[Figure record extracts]
start

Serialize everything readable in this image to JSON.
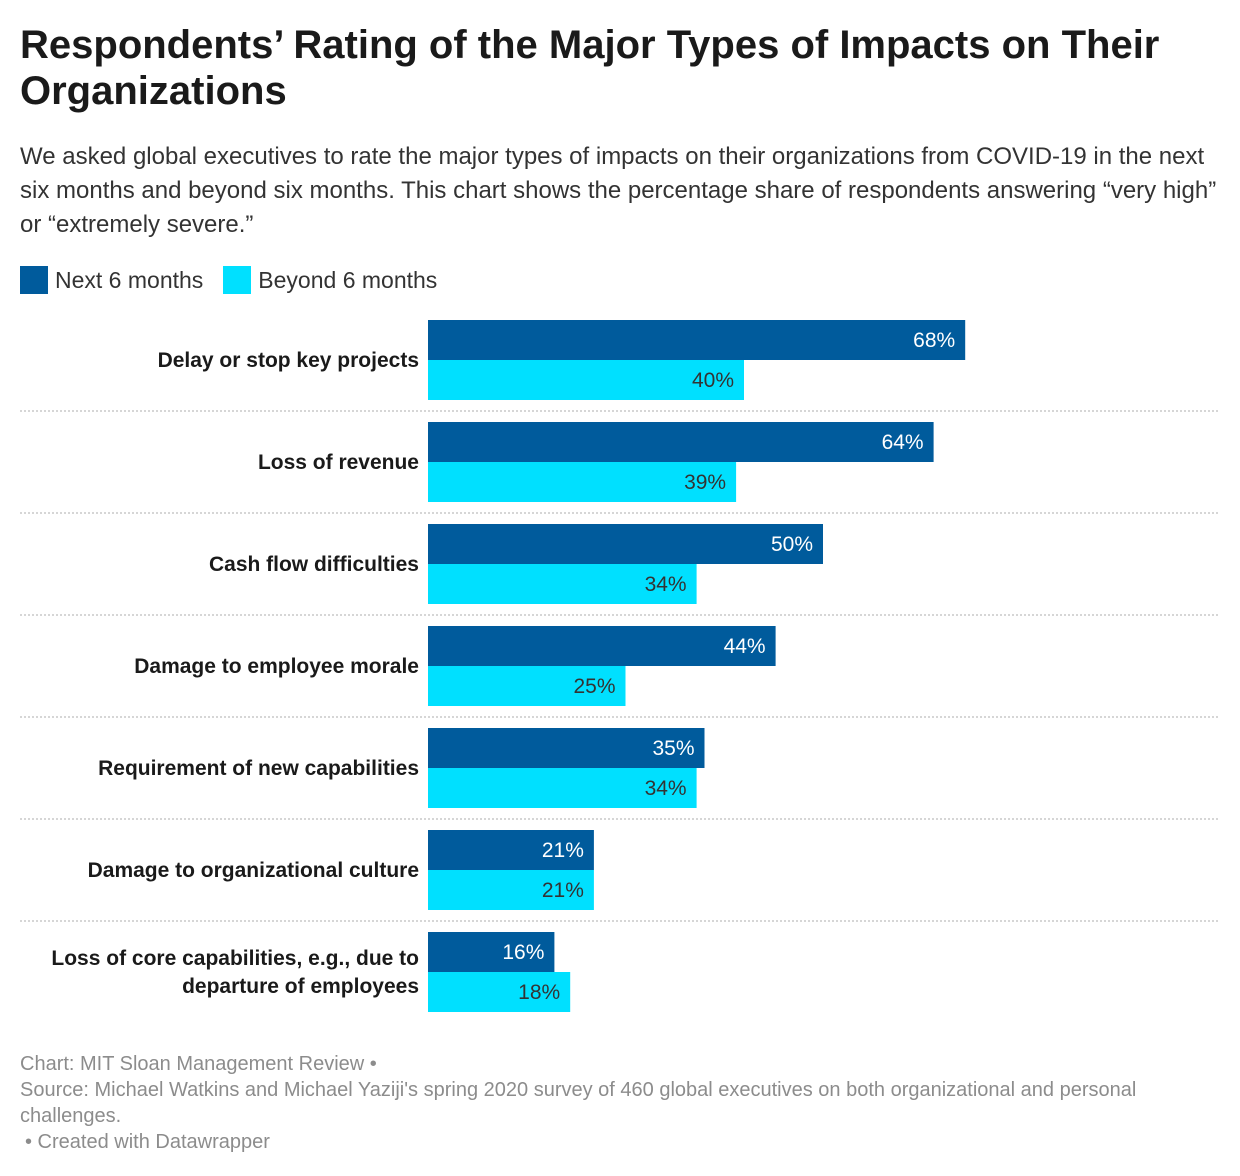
{
  "header": {
    "title": "Respondents’ Rating of the Major Types of Impacts on Their Organizations",
    "subtitle": "We asked global executives to rate the major types of impacts on their organizations from COVID-19 in the next six months and beyond six months. This chart shows the percentage share of respondents answering “very high” or “extremely severe.”"
  },
  "legend": [
    {
      "label": "Next 6 months",
      "color": "#005b9c"
    },
    {
      "label": "Beyond 6 months",
      "color": "#00e0ff"
    }
  ],
  "chart_data": {
    "type": "bar",
    "orientation": "horizontal",
    "categories": [
      [
        "Delay or stop key projects"
      ],
      [
        "Loss of revenue"
      ],
      [
        "Cash flow difficulties"
      ],
      [
        "Damage to employee morale"
      ],
      [
        "Requirement of new capabilities"
      ],
      [
        "Damage to organizational culture"
      ],
      [
        "Loss of core capabilities, e.g., due to",
        "departure of employees"
      ]
    ],
    "series": [
      {
        "name": "Next 6 months",
        "color": "#005b9c",
        "label_color": "#ffffff",
        "values": [
          68,
          64,
          50,
          44,
          35,
          21,
          16
        ]
      },
      {
        "name": "Beyond 6 months",
        "color": "#00e0ff",
        "label_color": "#333333",
        "values": [
          40,
          39,
          34,
          25,
          34,
          21,
          18
        ]
      }
    ],
    "value_suffix": "%",
    "xlim": [
      0,
      100
    ],
    "grid": false,
    "legend_position": "top-left"
  },
  "footer": {
    "chart_credit": "Chart: MIT Sloan Management Review •",
    "source": "Source: Michael Watkins and Michael Yaziji's spring 2020 survey of 460 global executives on both organizational and personal challenges.",
    "created_with": "• Created with Datawrapper"
  }
}
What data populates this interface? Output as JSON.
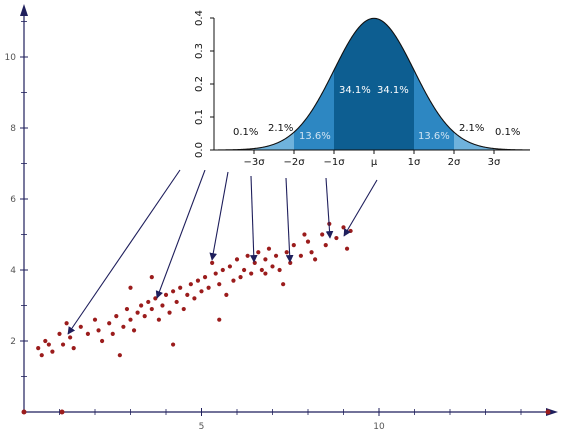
{
  "scatter": {
    "x_ticks": [
      "5",
      "10"
    ],
    "y_ticks": [
      "2",
      "4",
      "6",
      "8",
      "10"
    ],
    "point_color": "#9b1c1c"
  },
  "inset": {
    "y_ticks": [
      "0.0",
      "0.1",
      "0.2",
      "0.3",
      "0.4"
    ],
    "x_labels": [
      "−3σ",
      "−2σ",
      "−1σ",
      "μ",
      "1σ",
      "2σ",
      "3σ"
    ],
    "percent_labels": {
      "tail_left": "0.1%",
      "band2_left": "2.1%",
      "band1_left": "13.6%",
      "center_left": "34.1%",
      "center_right": "34.1%",
      "band1_right": "13.6%",
      "band2_right": "2.1%",
      "tail_right": "0.1%"
    },
    "colors": {
      "center": "#0d5e91",
      "band1": "#2d87c2",
      "band2": "#6fb2dc",
      "tail": "#a8d0ec"
    }
  },
  "chart_data": {
    "type": "scatter",
    "xlim": [
      0,
      15
    ],
    "ylim": [
      0,
      11
    ],
    "series": [
      {
        "values": [
          [
            0.4,
            1.8
          ],
          [
            0.5,
            1.6
          ],
          [
            0.6,
            2.0
          ],
          [
            0.7,
            1.9
          ],
          [
            0.8,
            1.7
          ],
          [
            1.0,
            2.2
          ],
          [
            1.1,
            1.9
          ],
          [
            1.3,
            2.1
          ],
          [
            1.4,
            1.8
          ],
          [
            1.6,
            2.4
          ],
          [
            1.8,
            2.2
          ],
          [
            2.0,
            2.6
          ],
          [
            2.1,
            2.3
          ],
          [
            2.2,
            2.0
          ],
          [
            2.4,
            2.5
          ],
          [
            2.5,
            2.2
          ],
          [
            2.6,
            2.7
          ],
          [
            2.8,
            2.4
          ],
          [
            2.9,
            2.9
          ],
          [
            3.0,
            2.6
          ],
          [
            3.1,
            2.3
          ],
          [
            3.2,
            2.8
          ],
          [
            3.3,
            3.0
          ],
          [
            3.4,
            2.7
          ],
          [
            3.5,
            3.1
          ],
          [
            3.6,
            2.9
          ],
          [
            3.7,
            3.2
          ],
          [
            3.8,
            2.6
          ],
          [
            3.9,
            3.0
          ],
          [
            4.0,
            3.3
          ],
          [
            4.1,
            2.8
          ],
          [
            4.2,
            3.4
          ],
          [
            4.3,
            3.1
          ],
          [
            4.4,
            3.5
          ],
          [
            4.5,
            2.9
          ],
          [
            4.6,
            3.3
          ],
          [
            4.7,
            3.6
          ],
          [
            4.8,
            3.2
          ],
          [
            4.9,
            3.7
          ],
          [
            5.0,
            3.4
          ],
          [
            5.1,
            3.8
          ],
          [
            5.2,
            3.5
          ],
          [
            5.3,
            4.2
          ],
          [
            5.4,
            3.9
          ],
          [
            5.5,
            3.6
          ],
          [
            5.6,
            4.0
          ],
          [
            5.7,
            3.3
          ],
          [
            5.8,
            4.1
          ],
          [
            5.9,
            3.7
          ],
          [
            6.0,
            4.3
          ],
          [
            6.1,
            3.8
          ],
          [
            6.2,
            4.0
          ],
          [
            6.3,
            4.4
          ],
          [
            6.4,
            3.9
          ],
          [
            6.5,
            4.2
          ],
          [
            6.6,
            4.5
          ],
          [
            6.7,
            4.0
          ],
          [
            6.8,
            4.3
          ],
          [
            6.9,
            4.6
          ],
          [
            7.0,
            4.1
          ],
          [
            7.1,
            4.4
          ],
          [
            7.2,
            4.0
          ],
          [
            7.3,
            3.6
          ],
          [
            7.4,
            4.5
          ],
          [
            7.5,
            4.2
          ],
          [
            7.6,
            4.7
          ],
          [
            7.8,
            4.4
          ],
          [
            8.0,
            4.8
          ],
          [
            8.1,
            4.5
          ],
          [
            8.2,
            4.3
          ],
          [
            8.4,
            5.0
          ],
          [
            8.5,
            4.7
          ],
          [
            8.6,
            5.3
          ],
          [
            8.8,
            4.9
          ],
          [
            9.0,
            5.2
          ],
          [
            9.1,
            4.6
          ],
          [
            9.2,
            5.1
          ],
          [
            1.2,
            2.5
          ],
          [
            2.7,
            1.6
          ],
          [
            3.6,
            3.8
          ],
          [
            4.2,
            1.9
          ],
          [
            5.5,
            2.6
          ],
          [
            3.0,
            3.5
          ],
          [
            6.8,
            3.9
          ],
          [
            7.9,
            5.0
          ]
        ]
      }
    ]
  }
}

end

* _GIVEN PROBLEM_
Collect from the data above every line that includes "global".

* _EXERCISE ANSWER_
    "subtitle": "We asked global executives to rate the major types of impacts on their organizations from COVID-19 in the next six months and beyond six months. This chart shows the percentage share of respondents answering “very high” or “extremely severe.”"
    "source": "Source: Michael Watkins and Michael Yaziji's spring 2020 survey of 460 global executives on both organizational and personal challenges.",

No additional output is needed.